### [WORK TO COMPLETE]
Quote, verbatim, all material below, without pictures.

### [MATERIAL PROVIDED]

########################################

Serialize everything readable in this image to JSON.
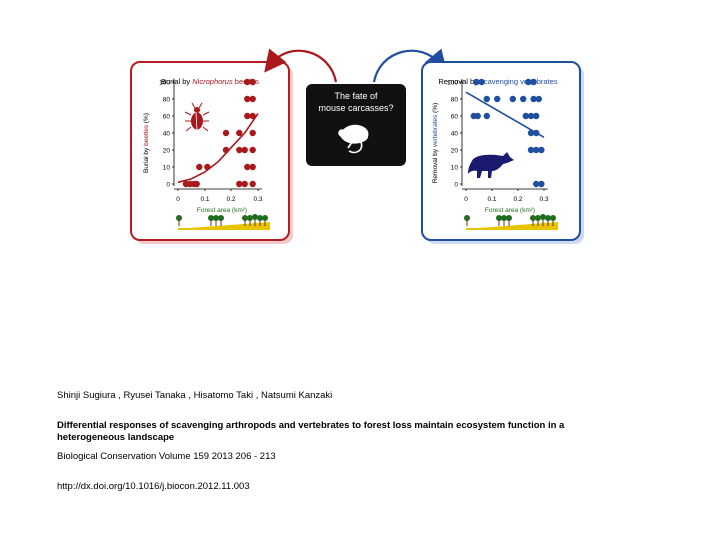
{
  "figure": {
    "center_box": {
      "line1": "The fate of",
      "line2": "mouse carcasses?"
    },
    "colors": {
      "beetle_red": "#a8181c",
      "vertebrate_blue": "#1f4fa0",
      "forest_green": "#1e6e1e",
      "ground_yellow": "#e8c400",
      "center_bg": "#111111"
    },
    "icons": [
      "mouse-carcass-icon",
      "beetle-icon",
      "raccoon-dog-icon",
      "tree-icon"
    ],
    "left_panel": {
      "title_prefix": "Burial by ",
      "title_highlight": "Nicrophorus",
      "title_suffix": " beetles",
      "ylabel_prefix": "Burial by ",
      "ylabel_highlight": "beetles",
      "ylabel_suffix": " (%)",
      "xlabel": "Forest area (km²)"
    },
    "right_panel": {
      "title_prefix": "Removal by ",
      "title_highlight": "scavenging vertebrates",
      "ylabel_prefix": "Removal by ",
      "ylabel_highlight": "vertebrates",
      "ylabel_suffix": " (%)",
      "xlabel": "Forest area (km²)"
    }
  },
  "chart_data": [
    {
      "type": "scatter",
      "title": "Burial by Nicrophorus beetles",
      "xlabel": "Forest area (km²)",
      "ylabel": "Burial by beetles (%)",
      "xlim": [
        0,
        0.32
      ],
      "ylim": [
        0,
        100
      ],
      "xticks": [
        "0",
        "0.1",
        "0.2",
        "0.3"
      ],
      "yticks": [
        "0",
        "10",
        "20",
        "40",
        "60",
        "80",
        "100"
      ],
      "color": "#a8181c",
      "points": [
        {
          "x": 0.03,
          "y": 0
        },
        {
          "x": 0.045,
          "y": 0
        },
        {
          "x": 0.06,
          "y": 0
        },
        {
          "x": 0.07,
          "y": 0
        },
        {
          "x": 0.08,
          "y": 10
        },
        {
          "x": 0.11,
          "y": 10
        },
        {
          "x": 0.18,
          "y": 20
        },
        {
          "x": 0.18,
          "y": 40
        },
        {
          "x": 0.23,
          "y": 0
        },
        {
          "x": 0.25,
          "y": 0
        },
        {
          "x": 0.23,
          "y": 20
        },
        {
          "x": 0.25,
          "y": 20
        },
        {
          "x": 0.23,
          "y": 40
        },
        {
          "x": 0.26,
          "y": 10
        },
        {
          "x": 0.26,
          "y": 60
        },
        {
          "x": 0.26,
          "y": 80
        },
        {
          "x": 0.26,
          "y": 100
        },
        {
          "x": 0.28,
          "y": 0
        },
        {
          "x": 0.28,
          "y": 10
        },
        {
          "x": 0.28,
          "y": 20
        },
        {
          "x": 0.28,
          "y": 40
        },
        {
          "x": 0.28,
          "y": 60
        },
        {
          "x": 0.28,
          "y": 80
        },
        {
          "x": 0.28,
          "y": 100
        }
      ],
      "fit": [
        [
          0,
          1
        ],
        [
          0.05,
          3
        ],
        [
          0.1,
          7
        ],
        [
          0.15,
          13
        ],
        [
          0.2,
          23
        ],
        [
          0.25,
          40
        ],
        [
          0.3,
          63
        ]
      ]
    },
    {
      "type": "scatter",
      "title": "Removal by scavenging vertebrates",
      "xlabel": "Forest area (km²)",
      "ylabel": "Removal by vertebrates (%)",
      "xlim": [
        0,
        0.32
      ],
      "ylim": [
        0,
        100
      ],
      "xticks": [
        "0",
        "0.1",
        "0.2",
        "0.3"
      ],
      "yticks": [
        "0",
        "10",
        "20",
        "40",
        "60",
        "80",
        "100"
      ],
      "color": "#1f4fa0",
      "points": [
        {
          "x": 0.04,
          "y": 100
        },
        {
          "x": 0.06,
          "y": 100
        },
        {
          "x": 0.03,
          "y": 60
        },
        {
          "x": 0.045,
          "y": 60
        },
        {
          "x": 0.08,
          "y": 80
        },
        {
          "x": 0.12,
          "y": 80
        },
        {
          "x": 0.08,
          "y": 60
        },
        {
          "x": 0.18,
          "y": 80
        },
        {
          "x": 0.24,
          "y": 100
        },
        {
          "x": 0.26,
          "y": 100
        },
        {
          "x": 0.22,
          "y": 80
        },
        {
          "x": 0.23,
          "y": 60
        },
        {
          "x": 0.25,
          "y": 40
        },
        {
          "x": 0.27,
          "y": 40
        },
        {
          "x": 0.25,
          "y": 60
        },
        {
          "x": 0.27,
          "y": 60
        },
        {
          "x": 0.25,
          "y": 20
        },
        {
          "x": 0.27,
          "y": 20
        },
        {
          "x": 0.29,
          "y": 20
        },
        {
          "x": 0.26,
          "y": 80
        },
        {
          "x": 0.28,
          "y": 80
        },
        {
          "x": 0.27,
          "y": 0
        },
        {
          "x": 0.29,
          "y": 0
        }
      ],
      "fit": [
        [
          0,
          88
        ],
        [
          0.3,
          35
        ]
      ]
    }
  ],
  "citation": {
    "authors": "Shinji  Sugiura , Ryusei  Tanaka , Hisatomo  Taki , Natsumi  Kanzaki",
    "title": "Differential responses of scavenging arthropods and vertebrates to forest loss maintain ecosystem function in a heterogeneous landscape",
    "journal": "Biological Conservation Volume 159 2013 206 - 213",
    "doi": "http://dx.doi.org/10.1016/j.biocon.2012.11.003"
  }
}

########################################

### [ANSWER TO THE EXERCISE]
Serialize everything readable in this image to JSON.
{
  "figure": {
    "center_box": {
      "line1": "The fate of",
      "line2": "mouse carcasses?"
    },
    "colors": {
      "beetle_red": "#a8181c",
      "vertebrate_blue": "#1f4fa0",
      "forest_green": "#1e6e1e",
      "ground_yellow": "#e8c400",
      "center_bg": "#111111"
    },
    "icons": [
      "mouse-carcass-icon",
      "beetle-icon",
      "raccoon-dog-icon",
      "tree-icon"
    ],
    "left_panel": {
      "title_prefix": "Burial by ",
      "title_highlight": "Nicrophorus",
      "title_suffix": " beetles",
      "ylabel_prefix": "Burial by ",
      "ylabel_highlight": "beetles",
      "ylabel_suffix": " (%)",
      "xlabel": "Forest area (km²)"
    },
    "right_panel": {
      "title_prefix": "Removal by ",
      "title_highlight": "scavenging vertebrates",
      "ylabel_prefix": "Removal by ",
      "ylabel_highlight": "vertebrates",
      "ylabel_suffix": " (%)",
      "xlabel": "Forest area (km²)"
    }
  },
  "chart_data": [
    {
      "type": "scatter",
      "title": "Burial by Nicrophorus beetles",
      "xlabel": "Forest area (km²)",
      "ylabel": "Burial by beetles (%)",
      "xlim": [
        0,
        0.32
      ],
      "ylim": [
        0,
        100
      ],
      "xticks": [
        "0",
        "0.1",
        "0.2",
        "0.3"
      ],
      "yticks": [
        "0",
        "10",
        "20",
        "40",
        "60",
        "80",
        "100"
      ],
      "color": "#a8181c",
      "points": [
        {
          "x": 0.03,
          "y": 0
        },
        {
          "x": 0.045,
          "y": 0
        },
        {
          "x": 0.06,
          "y": 0
        },
        {
          "x": 0.07,
          "y": 0
        },
        {
          "x": 0.08,
          "y": 10
        },
        {
          "x": 0.11,
          "y": 10
        },
        {
          "x": 0.18,
          "y": 20
        },
        {
          "x": 0.18,
          "y": 40
        },
        {
          "x": 0.23,
          "y": 0
        },
        {
          "x": 0.25,
          "y": 0
        },
        {
          "x": 0.23,
          "y": 20
        },
        {
          "x": 0.25,
          "y": 20
        },
        {
          "x": 0.23,
          "y": 40
        },
        {
          "x": 0.26,
          "y": 10
        },
        {
          "x": 0.26,
          "y": 60
        },
        {
          "x": 0.26,
          "y": 80
        },
        {
          "x": 0.26,
          "y": 100
        },
        {
          "x": 0.28,
          "y": 0
        },
        {
          "x": 0.28,
          "y": 10
        },
        {
          "x": 0.28,
          "y": 20
        },
        {
          "x": 0.28,
          "y": 40
        },
        {
          "x": 0.28,
          "y": 60
        },
        {
          "x": 0.28,
          "y": 80
        },
        {
          "x": 0.28,
          "y": 100
        }
      ],
      "fit": [
        [
          0,
          1
        ],
        [
          0.05,
          3
        ],
        [
          0.1,
          7
        ],
        [
          0.15,
          13
        ],
        [
          0.2,
          23
        ],
        [
          0.25,
          40
        ],
        [
          0.3,
          63
        ]
      ]
    },
    {
      "type": "scatter",
      "title": "Removal by scavenging vertebrates",
      "xlabel": "Forest area (km²)",
      "ylabel": "Removal by vertebrates (%)",
      "xlim": [
        0,
        0.32
      ],
      "ylim": [
        0,
        100
      ],
      "xticks": [
        "0",
        "0.1",
        "0.2",
        "0.3"
      ],
      "yticks": [
        "0",
        "10",
        "20",
        "40",
        "60",
        "80",
        "100"
      ],
      "color": "#1f4fa0",
      "points": [
        {
          "x": 0.04,
          "y": 100
        },
        {
          "x": 0.06,
          "y": 100
        },
        {
          "x": 0.03,
          "y": 60
        },
        {
          "x": 0.045,
          "y": 60
        },
        {
          "x": 0.08,
          "y": 80
        },
        {
          "x": 0.12,
          "y": 80
        },
        {
          "x": 0.08,
          "y": 60
        },
        {
          "x": 0.18,
          "y": 80
        },
        {
          "x": 0.24,
          "y": 100
        },
        {
          "x": 0.26,
          "y": 100
        },
        {
          "x": 0.22,
          "y": 80
        },
        {
          "x": 0.23,
          "y": 60
        },
        {
          "x": 0.25,
          "y": 40
        },
        {
          "x": 0.27,
          "y": 40
        },
        {
          "x": 0.25,
          "y": 60
        },
        {
          "x": 0.27,
          "y": 60
        },
        {
          "x": 0.25,
          "y": 20
        },
        {
          "x": 0.27,
          "y": 20
        },
        {
          "x": 0.29,
          "y": 20
        },
        {
          "x": 0.26,
          "y": 80
        },
        {
          "x": 0.28,
          "y": 80
        },
        {
          "x": 0.27,
          "y": 0
        },
        {
          "x": 0.29,
          "y": 0
        }
      ],
      "fit": [
        [
          0,
          88
        ],
        [
          0.3,
          35
        ]
      ]
    }
  ],
  "citation": {
    "authors": "Shinji  Sugiura , Ryusei  Tanaka , Hisatomo  Taki , Natsumi  Kanzaki",
    "title": "Differential responses of scavenging arthropods and vertebrates to forest loss maintain ecosystem function in a heterogeneous landscape",
    "journal": "Biological Conservation Volume 159 2013 206 - 213",
    "doi": "http://dx.doi.org/10.1016/j.biocon.2012.11.003"
  }
}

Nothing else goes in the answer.